Turn every line of the records below into a numbered list, leaving out blank lines and the pictures.

▸ Material shown
------------------------------------------------

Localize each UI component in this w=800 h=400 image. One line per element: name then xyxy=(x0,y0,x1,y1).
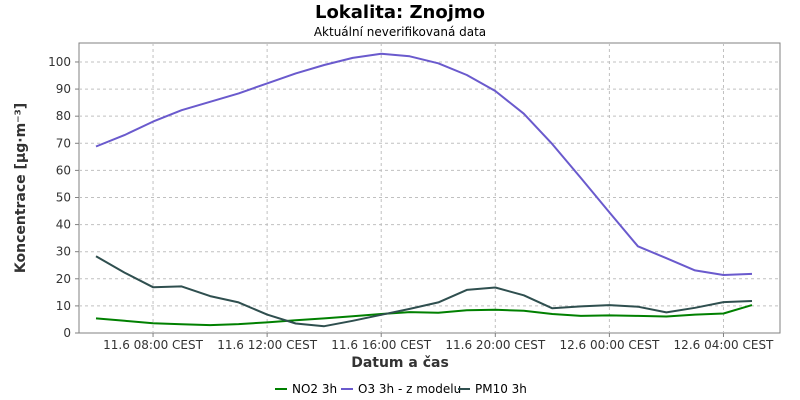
x-tick-label: 12.6 00:00 CEST xyxy=(559,338,660,352)
y-tick-label: 10 xyxy=(56,299,71,313)
legend-label-0: NO2 3h xyxy=(292,382,337,396)
series-line-0 xyxy=(95,304,753,327)
y-tick-label: 40 xyxy=(56,218,71,232)
legend-label-1: O3 3h - z modelu xyxy=(358,382,461,396)
series-line-2 xyxy=(95,255,753,328)
y-tick-label: 50 xyxy=(56,190,71,204)
x-axis: 11.6 08:00 CEST 11.6 12:00 CEST 11.6 16:00… xyxy=(103,333,774,352)
y-tick-label: 30 xyxy=(56,245,71,259)
y-axis-label: Koncentrace [µg·m⁻³] xyxy=(13,103,29,273)
chart-subtitle: Aktuální neverifikovaná data xyxy=(314,25,486,39)
y-tick-label: 70 xyxy=(56,136,71,150)
y-tick-label: 100 xyxy=(48,55,71,69)
plot-area xyxy=(78,42,781,334)
legend: NO2 3h O3 3h - z modelu PM10 3h xyxy=(275,382,527,396)
grid-layer xyxy=(79,43,780,333)
x-tick-label: 11.6 20:00 CEST xyxy=(445,338,546,352)
y-tick-label: 90 xyxy=(56,82,71,96)
x-axis-label: Datum a čas xyxy=(351,355,449,371)
series-line-1 xyxy=(95,52,753,276)
y-axis: 0 10 20 30 40 50 60 70 80 90 100 xyxy=(48,55,79,340)
y-tick-label: 0 xyxy=(63,326,71,340)
y-tick-label: 80 xyxy=(56,109,71,123)
y-tick-label: 60 xyxy=(56,163,71,177)
x-tick-label: 11.6 08:00 CEST xyxy=(103,338,204,352)
x-tick-label: 12.6 04:00 CEST xyxy=(674,338,775,352)
y-tick-label: 20 xyxy=(56,272,71,286)
x-tick-label: 11.6 16:00 CEST xyxy=(331,338,432,352)
chart-title: Lokalita: Znojmo xyxy=(315,2,485,23)
x-tick-label: 11.6 12:00 CEST xyxy=(217,338,318,352)
series-layer xyxy=(95,52,753,328)
legend-label-2: PM10 3h xyxy=(475,382,527,396)
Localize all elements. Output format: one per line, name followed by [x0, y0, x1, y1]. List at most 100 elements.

------------------------------------------------

▸ Correct response
1. Localize each UI component in this w=800 h=400 image. One line per element: name then xyxy=(x0,y0,x1,y1).
2. x-tick-label: 12.6 00:00 CEST xyxy=(559,338,660,352)
3. y-tick-label: 10 xyxy=(56,299,71,313)
4. legend-label-0: NO2 3h xyxy=(292,382,337,396)
5. series-line-0 xyxy=(95,304,753,327)
6. y-tick-label: 40 xyxy=(56,218,71,232)
7. legend-label-1: O3 3h - z modelu xyxy=(358,382,461,396)
8. series-line-2 xyxy=(95,255,753,328)
9. y-tick-label: 50 xyxy=(56,190,71,204)
10. x-axis: 11.6 08:00 CEST 11.6 12:00 CEST 11.6 16:00… xyxy=(103,333,774,352)
11. y-tick-label: 30 xyxy=(56,245,71,259)
12. y-axis-label: Koncentrace [µg·m⁻³] xyxy=(13,103,29,273)
13. chart-subtitle: Aktuální neverifikovaná data xyxy=(314,25,486,39)
14. y-tick-label: 70 xyxy=(56,136,71,150)
15. y-tick-label: 100 xyxy=(48,55,71,69)
16. plot-area xyxy=(78,42,781,334)
17. legend: NO2 3h O3 3h - z modelu PM10 3h xyxy=(275,382,527,396)
18. grid-layer xyxy=(79,43,780,333)
19. x-tick-label: 11.6 20:00 CEST xyxy=(445,338,546,352)
20. y-tick-label: 90 xyxy=(56,82,71,96)
21. x-axis-label: Datum a čas xyxy=(351,355,449,371)
22. series-line-1 xyxy=(95,52,753,276)
23. y-axis: 0 10 20 30 40 50 60 70 80 90 100 xyxy=(48,55,79,340)
24. y-tick-label: 0 xyxy=(63,326,71,340)
25. y-tick-label: 80 xyxy=(56,109,71,123)
26. y-tick-label: 60 xyxy=(56,163,71,177)
27. x-tick-label: 11.6 08:00 CEST xyxy=(103,338,204,352)
28. x-tick-label: 12.6 04:00 CEST xyxy=(674,338,775,352)
29. y-tick-label: 20 xyxy=(56,272,71,286)
30. x-tick-label: 11.6 16:00 CEST xyxy=(331,338,432,352)
31. chart-title: Lokalita: Znojmo xyxy=(315,2,485,23)
32. x-tick-label: 11.6 12:00 CEST xyxy=(217,338,318,352)
33. series-layer xyxy=(95,52,753,328)
34. legend-label-2: PM10 3h xyxy=(475,382,527,396)
35. Localize all elements. Output format: one per line, name followed by [x0, y0, x1, y1]. List at most 100 elements.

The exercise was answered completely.